(Data items)
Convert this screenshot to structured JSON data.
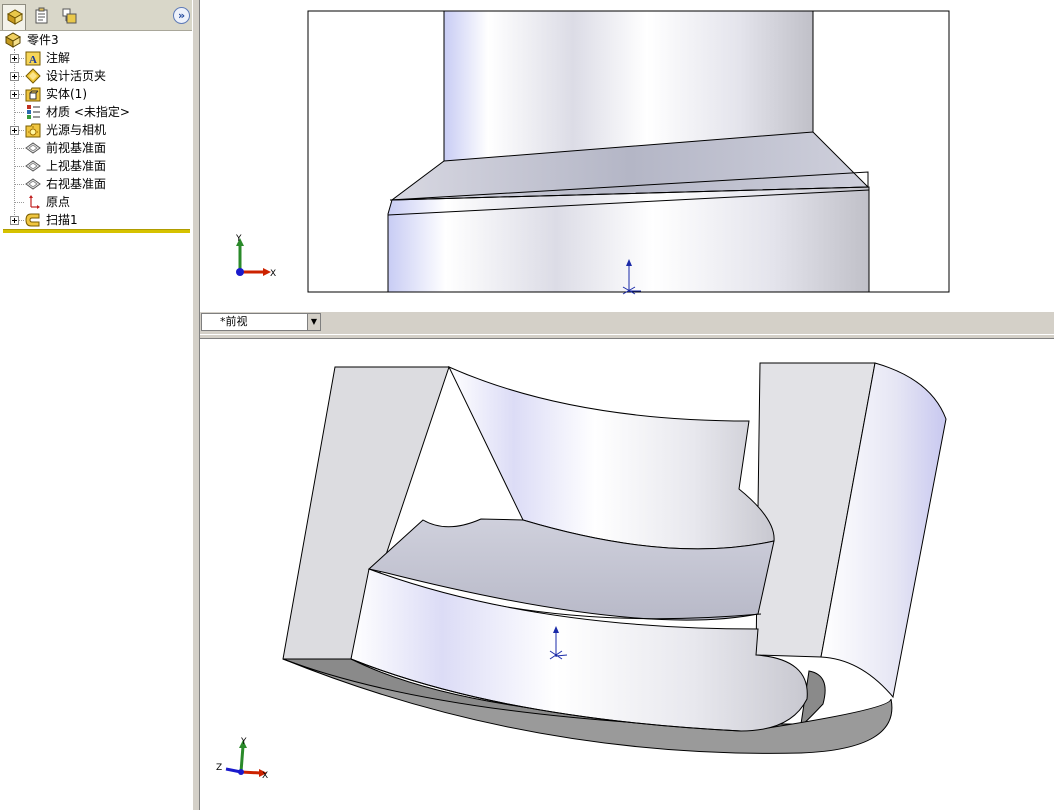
{
  "feature_tree": {
    "root": {
      "label": "零件3",
      "icon": "part-icon"
    },
    "items": [
      {
        "label": "注解",
        "icon": "annotations-icon",
        "expandable": true
      },
      {
        "label": "设计活页夹",
        "icon": "design-binder-icon",
        "expandable": true
      },
      {
        "label": "实体(1)",
        "icon": "solid-bodies-icon",
        "expandable": true
      },
      {
        "label": "材质 <未指定>",
        "icon": "material-icon",
        "expandable": false
      },
      {
        "label": "光源与相机",
        "icon": "lights-cameras-icon",
        "expandable": true
      },
      {
        "label": "前视基准面",
        "icon": "plane-icon",
        "expandable": false
      },
      {
        "label": "上视基准面",
        "icon": "plane-icon",
        "expandable": false
      },
      {
        "label": "右视基准面",
        "icon": "plane-icon",
        "expandable": false
      },
      {
        "label": "原点",
        "icon": "origin-icon",
        "expandable": false
      },
      {
        "label": "扫描1",
        "icon": "sweep-feature-icon",
        "expandable": true
      }
    ]
  },
  "panel_tabs": [
    "feature-manager-tab",
    "property-manager-tab",
    "configuration-manager-tab"
  ],
  "viewports": {
    "top": {
      "view_name": "*前视"
    },
    "triad_labels": {
      "x": "X",
      "y": "Y",
      "z": "Z"
    }
  },
  "colors": {
    "rollback_bar": "#d6c200",
    "axis_x": "#cc2200",
    "axis_y": "#2a8a2a",
    "axis_z": "#1a1acc",
    "origin": "#1a2aa8"
  }
}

What the exercise asks :: What you return should match the records above word for word, minus the pictures.

Final result ::
Convert this screenshot to structured JSON data.
{
  "feature_tree": {
    "root": {
      "label": "零件3",
      "icon": "part-icon"
    },
    "items": [
      {
        "label": "注解",
        "icon": "annotations-icon",
        "expandable": true
      },
      {
        "label": "设计活页夹",
        "icon": "design-binder-icon",
        "expandable": true
      },
      {
        "label": "实体(1)",
        "icon": "solid-bodies-icon",
        "expandable": true
      },
      {
        "label": "材质 <未指定>",
        "icon": "material-icon",
        "expandable": false
      },
      {
        "label": "光源与相机",
        "icon": "lights-cameras-icon",
        "expandable": true
      },
      {
        "label": "前视基准面",
        "icon": "plane-icon",
        "expandable": false
      },
      {
        "label": "上视基准面",
        "icon": "plane-icon",
        "expandable": false
      },
      {
        "label": "右视基准面",
        "icon": "plane-icon",
        "expandable": false
      },
      {
        "label": "原点",
        "icon": "origin-icon",
        "expandable": false
      },
      {
        "label": "扫描1",
        "icon": "sweep-feature-icon",
        "expandable": true
      }
    ]
  },
  "panel_tabs": [
    "feature-manager-tab",
    "property-manager-tab",
    "configuration-manager-tab"
  ],
  "viewports": {
    "top": {
      "view_name": "*前视"
    },
    "triad_labels": {
      "x": "X",
      "y": "Y",
      "z": "Z"
    }
  },
  "colors": {
    "rollback_bar": "#d6c200",
    "axis_x": "#cc2200",
    "axis_y": "#2a8a2a",
    "axis_z": "#1a1acc",
    "origin": "#1a2aa8"
  }
}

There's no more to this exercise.